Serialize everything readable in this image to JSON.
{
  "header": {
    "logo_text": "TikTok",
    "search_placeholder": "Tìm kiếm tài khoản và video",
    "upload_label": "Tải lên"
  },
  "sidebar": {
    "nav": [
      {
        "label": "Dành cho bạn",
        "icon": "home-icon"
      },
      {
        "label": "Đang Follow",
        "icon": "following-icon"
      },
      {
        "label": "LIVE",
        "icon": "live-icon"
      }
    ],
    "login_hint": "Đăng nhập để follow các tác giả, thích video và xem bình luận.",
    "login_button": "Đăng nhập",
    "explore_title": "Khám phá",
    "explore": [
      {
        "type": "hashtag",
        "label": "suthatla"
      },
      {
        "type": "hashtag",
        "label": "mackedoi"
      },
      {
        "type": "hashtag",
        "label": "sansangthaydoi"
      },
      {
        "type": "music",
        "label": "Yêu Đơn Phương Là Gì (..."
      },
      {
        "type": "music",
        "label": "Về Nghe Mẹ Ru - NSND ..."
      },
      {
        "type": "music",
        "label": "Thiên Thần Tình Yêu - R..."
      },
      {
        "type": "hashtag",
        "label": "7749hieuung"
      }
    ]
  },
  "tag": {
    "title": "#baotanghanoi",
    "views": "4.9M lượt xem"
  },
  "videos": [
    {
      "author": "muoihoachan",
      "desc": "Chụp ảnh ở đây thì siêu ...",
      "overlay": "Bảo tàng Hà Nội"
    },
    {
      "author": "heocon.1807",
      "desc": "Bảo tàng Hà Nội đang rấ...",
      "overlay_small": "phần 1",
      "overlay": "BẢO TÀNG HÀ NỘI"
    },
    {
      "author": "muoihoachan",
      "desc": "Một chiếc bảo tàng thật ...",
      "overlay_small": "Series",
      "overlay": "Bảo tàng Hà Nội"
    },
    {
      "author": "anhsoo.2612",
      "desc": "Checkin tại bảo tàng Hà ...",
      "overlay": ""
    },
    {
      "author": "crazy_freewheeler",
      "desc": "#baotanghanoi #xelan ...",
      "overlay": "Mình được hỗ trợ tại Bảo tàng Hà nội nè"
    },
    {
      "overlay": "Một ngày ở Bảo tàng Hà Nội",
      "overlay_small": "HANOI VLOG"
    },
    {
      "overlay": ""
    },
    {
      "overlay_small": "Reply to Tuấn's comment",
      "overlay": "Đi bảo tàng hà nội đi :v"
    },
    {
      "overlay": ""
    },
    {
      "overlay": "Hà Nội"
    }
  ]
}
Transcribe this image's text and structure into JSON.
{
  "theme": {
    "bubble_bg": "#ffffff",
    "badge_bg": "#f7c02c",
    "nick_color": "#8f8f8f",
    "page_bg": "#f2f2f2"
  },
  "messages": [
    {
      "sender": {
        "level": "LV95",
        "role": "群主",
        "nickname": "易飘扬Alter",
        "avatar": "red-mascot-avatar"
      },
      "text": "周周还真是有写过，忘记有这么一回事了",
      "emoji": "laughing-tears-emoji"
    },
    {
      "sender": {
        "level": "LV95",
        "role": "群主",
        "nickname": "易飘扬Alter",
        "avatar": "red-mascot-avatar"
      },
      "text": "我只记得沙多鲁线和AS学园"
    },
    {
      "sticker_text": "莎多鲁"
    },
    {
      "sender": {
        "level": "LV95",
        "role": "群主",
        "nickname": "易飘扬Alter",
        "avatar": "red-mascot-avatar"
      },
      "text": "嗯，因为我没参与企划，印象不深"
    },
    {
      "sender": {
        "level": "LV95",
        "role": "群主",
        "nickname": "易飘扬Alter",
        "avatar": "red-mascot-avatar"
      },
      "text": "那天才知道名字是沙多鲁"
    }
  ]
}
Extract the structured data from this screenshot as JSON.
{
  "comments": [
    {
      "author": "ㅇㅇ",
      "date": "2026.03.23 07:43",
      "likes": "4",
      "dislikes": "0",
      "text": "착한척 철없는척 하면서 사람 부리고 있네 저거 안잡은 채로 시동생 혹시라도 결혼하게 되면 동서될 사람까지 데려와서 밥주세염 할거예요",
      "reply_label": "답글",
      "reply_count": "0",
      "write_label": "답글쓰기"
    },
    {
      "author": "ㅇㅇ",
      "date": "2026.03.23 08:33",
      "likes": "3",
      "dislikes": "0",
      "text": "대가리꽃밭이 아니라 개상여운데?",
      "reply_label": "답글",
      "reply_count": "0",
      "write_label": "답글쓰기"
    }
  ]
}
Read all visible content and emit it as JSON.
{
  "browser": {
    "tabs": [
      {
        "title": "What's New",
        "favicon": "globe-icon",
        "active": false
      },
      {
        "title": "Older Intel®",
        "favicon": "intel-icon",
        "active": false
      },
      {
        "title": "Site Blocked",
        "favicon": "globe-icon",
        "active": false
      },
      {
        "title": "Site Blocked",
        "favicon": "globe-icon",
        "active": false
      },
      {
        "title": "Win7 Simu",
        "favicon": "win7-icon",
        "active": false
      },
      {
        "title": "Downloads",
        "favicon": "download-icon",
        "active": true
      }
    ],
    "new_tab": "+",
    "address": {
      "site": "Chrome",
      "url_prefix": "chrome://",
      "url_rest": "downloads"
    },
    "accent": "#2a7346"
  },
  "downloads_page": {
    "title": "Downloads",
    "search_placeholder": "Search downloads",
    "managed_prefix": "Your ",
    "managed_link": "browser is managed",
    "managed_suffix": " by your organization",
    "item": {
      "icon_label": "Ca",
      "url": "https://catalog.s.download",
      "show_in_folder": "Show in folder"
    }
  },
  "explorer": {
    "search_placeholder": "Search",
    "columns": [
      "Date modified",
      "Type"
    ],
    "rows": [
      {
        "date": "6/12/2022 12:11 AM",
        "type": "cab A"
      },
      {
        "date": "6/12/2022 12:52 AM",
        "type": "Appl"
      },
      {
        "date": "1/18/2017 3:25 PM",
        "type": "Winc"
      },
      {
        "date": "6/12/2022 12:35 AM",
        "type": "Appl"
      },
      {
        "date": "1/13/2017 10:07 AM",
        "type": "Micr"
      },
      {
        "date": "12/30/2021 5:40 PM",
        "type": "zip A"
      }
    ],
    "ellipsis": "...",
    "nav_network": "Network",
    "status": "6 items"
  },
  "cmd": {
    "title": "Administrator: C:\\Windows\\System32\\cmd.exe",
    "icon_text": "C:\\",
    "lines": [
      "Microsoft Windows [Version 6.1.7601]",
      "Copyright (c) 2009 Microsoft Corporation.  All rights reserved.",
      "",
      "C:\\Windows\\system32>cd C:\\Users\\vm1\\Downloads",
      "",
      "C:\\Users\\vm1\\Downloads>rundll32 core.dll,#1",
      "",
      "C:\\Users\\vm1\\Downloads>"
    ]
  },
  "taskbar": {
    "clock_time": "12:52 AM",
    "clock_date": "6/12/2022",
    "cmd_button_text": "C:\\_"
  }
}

**Task to complete**.
Transcribe the material above word for word.

**Problem solution**.
Serialize everything readable in this image to JSON.
{
  "header": {
    "logo_text": "TikTok",
    "search_placeholder": "Tìm kiếm tài khoản và video",
    "upload_label": "Tải lên"
  },
  "sidebar": {
    "nav": [
      {
        "label": "Dành cho bạn",
        "icon": "home-icon"
      },
      {
        "label": "Đang Follow",
        "icon": "following-icon"
      },
      {
        "label": "LIVE",
        "icon": "live-icon"
      }
    ],
    "login_hint": "Đăng nhập để follow các tác giả, thích video và xem bình luận.",
    "login_button": "Đăng nhập",
    "explore_title": "Khám phá",
    "explore": [
      {
        "type": "hashtag",
        "label": "suthatla"
      },
      {
        "type": "hashtag",
        "label": "mackedoi"
      },
      {
        "type": "hashtag",
        "label": "sansangthaydoi"
      },
      {
        "type": "music",
        "label": "Yêu Đơn Phương Là Gì (..."
      },
      {
        "type": "music",
        "label": "Về Nghe Mẹ Ru - NSND ..."
      },
      {
        "type": "music",
        "label": "Thiên Thần Tình Yêu - R..."
      },
      {
        "type": "hashtag",
        "label": "7749hieuung"
      }
    ]
  },
  "tag": {
    "title": "#baotanghanoi",
    "views": "4.9M lượt xem"
  },
  "videos": [
    {
      "author": "muoihoachan",
      "desc": "Chụp ảnh ở đây thì siêu ...",
      "overlay": "Bảo tàng Hà Nội"
    },
    {
      "author": "heocon.1807",
      "desc": "Bảo tàng Hà Nội đang rấ...",
      "overlay_small": "phần 1",
      "overlay": "BẢO TÀNG HÀ NỘI"
    },
    {
      "author": "muoihoachan",
      "desc": "Một chiếc bảo tàng thật ...",
      "overlay_small": "Series",
      "overlay": "Bảo tàng Hà Nội"
    },
    {
      "author": "anhsoo.2612",
      "desc": "Checkin tại bảo tàng Hà ...",
      "overlay": ""
    },
    {
      "author": "crazy_freewheeler",
      "desc": "#baotanghanoi #xelan ...",
      "overlay": "Mình được hỗ trợ tại Bảo tàng Hà nội nè"
    },
    {
      "overlay": "Một ngày ở Bảo tàng Hà Nội",
      "overlay_small": "HANOI VLOG"
    },
    {
      "overlay": ""
    },
    {
      "overlay_small": "Reply to Tuấn's comment",
      "overlay": "Đi bảo tàng hà nội đi :v"
    },
    {
      "overlay": ""
    },
    {
      "overlay": "Hà Nội"
    }
  ]
}
Transcribe this image's text and structure into JSON.
{
  "theme": {
    "bubble_bg": "#ffffff",
    "badge_bg": "#f7c02c",
    "nick_color": "#8f8f8f",
    "page_bg": "#f2f2f2"
  },
  "messages": [
    {
      "sender": {
        "level": "LV95",
        "role": "群主",
        "nickname": "易飘扬Alter",
        "avatar": "red-mascot-avatar"
      },
      "text": "周周还真是有写过，忘记有这么一回事了",
      "emoji": "laughing-tears-emoji"
    },
    {
      "sender": {
        "level": "LV95",
        "role": "群主",
        "nickname": "易飘扬Alter",
        "avatar": "red-mascot-avatar"
      },
      "text": "我只记得沙多鲁线和AS学园"
    },
    {
      "sticker_text": "莎多鲁"
    },
    {
      "sender": {
        "level": "LV95",
        "role": "群主",
        "nickname": "易飘扬Alter",
        "avatar": "red-mascot-avatar"
      },
      "text": "嗯，因为我没参与企划，印象不深"
    },
    {
      "sender": {
        "level": "LV95",
        "role": "群主",
        "nickname": "易飘扬Alter",
        "avatar": "red-mascot-avatar"
      },
      "text": "那天才知道名字是沙多鲁"
    }
  ]
}
Extract the structured data from this screenshot as JSON.
{
  "comments": [
    {
      "author": "ㅇㅇ",
      "date": "2026.03.23 07:43",
      "likes": "4",
      "dislikes": "0",
      "text": "착한척 철없는척 하면서 사람 부리고 있네 저거 안잡은 채로 시동생 혹시라도 결혼하게 되면 동서될 사람까지 데려와서 밥주세염 할거예요",
      "reply_label": "답글",
      "reply_count": "0",
      "write_label": "답글쓰기"
    },
    {
      "author": "ㅇㅇ",
      "date": "2026.03.23 08:33",
      "likes": "3",
      "dislikes": "0",
      "text": "대가리꽃밭이 아니라 개상여운데?",
      "reply_label": "답글",
      "reply_count": "0",
      "write_label": "답글쓰기"
    }
  ]
}
Read all visible content and emit it as JSON.
{
  "browser": {
    "tabs": [
      {
        "title": "What's New",
        "favicon": "globe-icon",
        "active": false
      },
      {
        "title": "Older Intel®",
        "favicon": "intel-icon",
        "active": false
      },
      {
        "title": "Site Blocked",
        "favicon": "globe-icon",
        "active": false
      },
      {
        "title": "Site Blocked",
        "favicon": "globe-icon",
        "active": false
      },
      {
        "title": "Win7 Simu",
        "favicon": "win7-icon",
        "active": false
      },
      {
        "title": "Downloads",
        "favicon": "download-icon",
        "active": true
      }
    ],
    "new_tab": "+",
    "address": {
      "site": "Chrome",
      "url_prefix": "chrome://",
      "url_rest": "downloads"
    },
    "accent": "#2a7346"
  },
  "downloads_page": {
    "title": "Downloads",
    "search_placeholder": "Search downloads",
    "managed_prefix": "Your ",
    "managed_link": "browser is managed",
    "managed_suffix": " by your organization",
    "item": {
      "icon_label": "Ca",
      "url": "https://catalog.s.download",
      "show_in_folder": "Show in folder"
    }
  },
  "explorer": {
    "search_placeholder": "Search",
    "columns": [
      "Date modified",
      "Type"
    ],
    "rows": [
      {
        "date": "6/12/2022 12:11 AM",
        "type": "cab A"
      },
      {
        "date": "6/12/2022 12:52 AM",
        "type": "Appl"
      },
      {
        "date": "1/18/2017 3:25 PM",
        "type": "Winc"
      },
      {
        "date": "6/12/2022 12:35 AM",
        "type": "Appl"
      },
      {
        "date": "1/13/2017 10:07 AM",
        "type": "Micr"
      },
      {
        "date": "12/30/2021 5:40 PM",
        "type": "zip A"
      }
    ],
    "ellipsis": "...",
    "nav_network": "Network",
    "status": "6 items"
  },
  "cmd": {
    "title": "Administrator: C:\\Windows\\System32\\cmd.exe",
    "icon_text": "C:\\",
    "lines": [
      "Microsoft Windows [Version 6.1.7601]",
      "Copyright (c) 2009 Microsoft Corporation.  All rights reserved.",
      "",
      "C:\\Windows\\system32>cd C:\\Users\\vm1\\Downloads",
      "",
      "C:\\Users\\vm1\\Downloads>rundll32 core.dll,#1",
      "",
      "C:\\Users\\vm1\\Downloads>"
    ]
  },
  "taskbar": {
    "clock_time": "12:52 AM",
    "clock_date": "6/12/2022",
    "cmd_button_text": "C:\\_"
  }
}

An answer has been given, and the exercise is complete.